• **SET EXERCISE**:
Only the number is wanted: how many lines of the data contain "свежих"?

• **Stored items**:
- - - - - - -
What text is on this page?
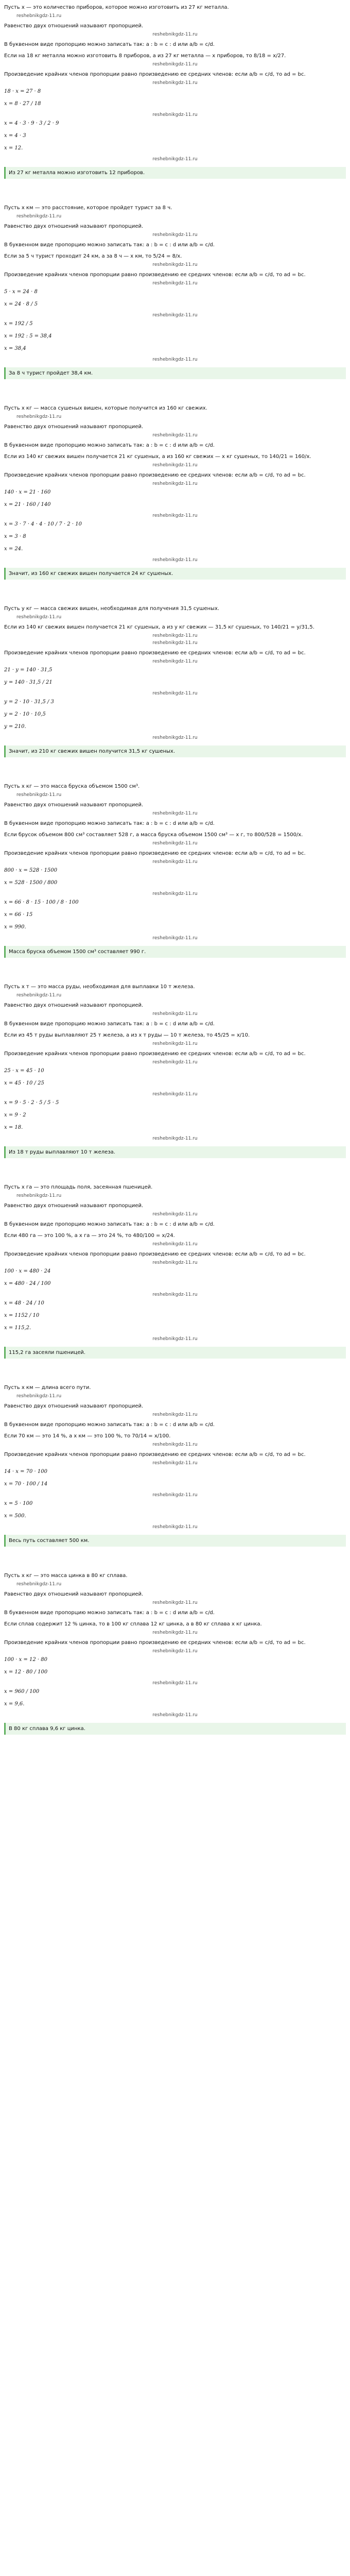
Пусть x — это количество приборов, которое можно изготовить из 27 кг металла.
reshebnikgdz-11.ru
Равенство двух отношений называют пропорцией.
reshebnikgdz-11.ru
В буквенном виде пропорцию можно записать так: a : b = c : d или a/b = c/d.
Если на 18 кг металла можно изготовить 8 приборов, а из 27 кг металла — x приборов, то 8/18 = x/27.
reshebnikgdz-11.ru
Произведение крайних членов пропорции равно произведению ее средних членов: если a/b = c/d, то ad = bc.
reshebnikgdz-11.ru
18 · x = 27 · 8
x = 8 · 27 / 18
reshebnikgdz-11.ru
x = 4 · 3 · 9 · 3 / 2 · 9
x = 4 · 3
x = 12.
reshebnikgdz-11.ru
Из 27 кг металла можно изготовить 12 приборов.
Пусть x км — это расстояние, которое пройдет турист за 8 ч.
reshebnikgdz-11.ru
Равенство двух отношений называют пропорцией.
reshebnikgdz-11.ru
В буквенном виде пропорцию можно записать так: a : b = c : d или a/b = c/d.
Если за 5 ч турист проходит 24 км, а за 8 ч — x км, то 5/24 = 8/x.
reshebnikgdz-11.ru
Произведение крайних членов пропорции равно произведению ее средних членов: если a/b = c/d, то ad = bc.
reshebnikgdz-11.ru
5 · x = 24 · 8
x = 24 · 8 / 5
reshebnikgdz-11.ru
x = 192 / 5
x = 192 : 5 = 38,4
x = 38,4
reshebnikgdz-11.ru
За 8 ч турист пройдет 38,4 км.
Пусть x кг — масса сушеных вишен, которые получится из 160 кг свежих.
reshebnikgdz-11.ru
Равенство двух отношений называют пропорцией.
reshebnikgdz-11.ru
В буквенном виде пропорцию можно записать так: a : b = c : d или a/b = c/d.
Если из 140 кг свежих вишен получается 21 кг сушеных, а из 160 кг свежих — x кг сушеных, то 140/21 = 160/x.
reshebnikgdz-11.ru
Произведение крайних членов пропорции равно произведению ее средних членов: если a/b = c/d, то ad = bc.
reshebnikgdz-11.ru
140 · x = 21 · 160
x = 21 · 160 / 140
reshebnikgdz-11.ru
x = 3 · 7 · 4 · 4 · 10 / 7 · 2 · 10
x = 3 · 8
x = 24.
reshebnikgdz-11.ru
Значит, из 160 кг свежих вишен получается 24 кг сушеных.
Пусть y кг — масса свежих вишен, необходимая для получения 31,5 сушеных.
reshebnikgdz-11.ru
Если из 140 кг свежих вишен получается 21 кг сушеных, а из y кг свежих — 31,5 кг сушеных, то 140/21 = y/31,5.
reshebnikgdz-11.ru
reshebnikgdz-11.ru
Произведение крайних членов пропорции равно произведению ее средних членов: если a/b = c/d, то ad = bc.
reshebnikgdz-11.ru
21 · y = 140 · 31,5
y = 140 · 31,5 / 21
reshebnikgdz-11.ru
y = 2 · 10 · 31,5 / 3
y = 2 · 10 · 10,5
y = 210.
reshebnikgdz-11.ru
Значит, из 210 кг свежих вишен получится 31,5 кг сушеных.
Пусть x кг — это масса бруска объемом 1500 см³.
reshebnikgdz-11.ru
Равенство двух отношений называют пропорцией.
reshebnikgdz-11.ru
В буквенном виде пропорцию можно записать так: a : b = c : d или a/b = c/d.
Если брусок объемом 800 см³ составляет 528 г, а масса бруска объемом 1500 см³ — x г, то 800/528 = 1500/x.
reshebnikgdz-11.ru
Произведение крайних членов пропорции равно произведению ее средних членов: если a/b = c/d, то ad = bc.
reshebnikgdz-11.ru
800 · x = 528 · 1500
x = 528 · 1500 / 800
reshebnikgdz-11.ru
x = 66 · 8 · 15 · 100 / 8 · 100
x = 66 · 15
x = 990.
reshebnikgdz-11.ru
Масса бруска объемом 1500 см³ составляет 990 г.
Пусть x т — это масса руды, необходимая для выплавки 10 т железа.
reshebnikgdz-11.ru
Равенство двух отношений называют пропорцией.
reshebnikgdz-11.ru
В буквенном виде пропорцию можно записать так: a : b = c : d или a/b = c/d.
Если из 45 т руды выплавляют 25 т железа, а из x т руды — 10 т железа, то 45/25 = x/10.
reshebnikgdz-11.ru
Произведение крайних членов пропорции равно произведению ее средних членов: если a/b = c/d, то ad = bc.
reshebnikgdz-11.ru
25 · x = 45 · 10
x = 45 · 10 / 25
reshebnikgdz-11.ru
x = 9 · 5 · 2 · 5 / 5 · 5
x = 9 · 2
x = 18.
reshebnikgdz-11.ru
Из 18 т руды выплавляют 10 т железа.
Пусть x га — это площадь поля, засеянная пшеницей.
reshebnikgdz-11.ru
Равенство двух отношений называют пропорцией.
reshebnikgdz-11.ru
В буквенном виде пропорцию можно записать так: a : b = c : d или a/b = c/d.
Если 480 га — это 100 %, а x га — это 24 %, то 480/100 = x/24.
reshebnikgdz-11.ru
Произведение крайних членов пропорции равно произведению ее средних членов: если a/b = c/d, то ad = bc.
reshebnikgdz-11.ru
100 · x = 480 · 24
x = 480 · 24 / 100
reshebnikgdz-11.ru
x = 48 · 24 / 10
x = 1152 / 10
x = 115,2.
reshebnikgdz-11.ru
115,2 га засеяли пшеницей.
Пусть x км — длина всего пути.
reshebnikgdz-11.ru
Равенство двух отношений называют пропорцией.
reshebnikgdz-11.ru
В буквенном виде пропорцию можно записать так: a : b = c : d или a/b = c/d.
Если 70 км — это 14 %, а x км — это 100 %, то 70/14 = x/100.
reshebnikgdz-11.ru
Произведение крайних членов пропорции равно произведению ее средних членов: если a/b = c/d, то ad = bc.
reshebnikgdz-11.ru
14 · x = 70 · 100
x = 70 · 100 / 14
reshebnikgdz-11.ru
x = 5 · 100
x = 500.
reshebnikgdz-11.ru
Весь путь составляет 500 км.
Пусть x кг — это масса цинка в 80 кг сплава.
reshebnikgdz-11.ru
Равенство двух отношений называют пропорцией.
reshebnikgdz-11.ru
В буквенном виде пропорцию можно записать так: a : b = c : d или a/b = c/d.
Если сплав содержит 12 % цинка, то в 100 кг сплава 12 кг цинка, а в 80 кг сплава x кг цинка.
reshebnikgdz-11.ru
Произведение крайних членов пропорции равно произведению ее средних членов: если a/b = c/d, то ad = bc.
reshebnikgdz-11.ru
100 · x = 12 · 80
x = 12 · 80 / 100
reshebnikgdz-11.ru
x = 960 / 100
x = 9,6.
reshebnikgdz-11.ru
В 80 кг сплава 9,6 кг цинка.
- - - - - - -
• **WRITTEN REPLY**:
6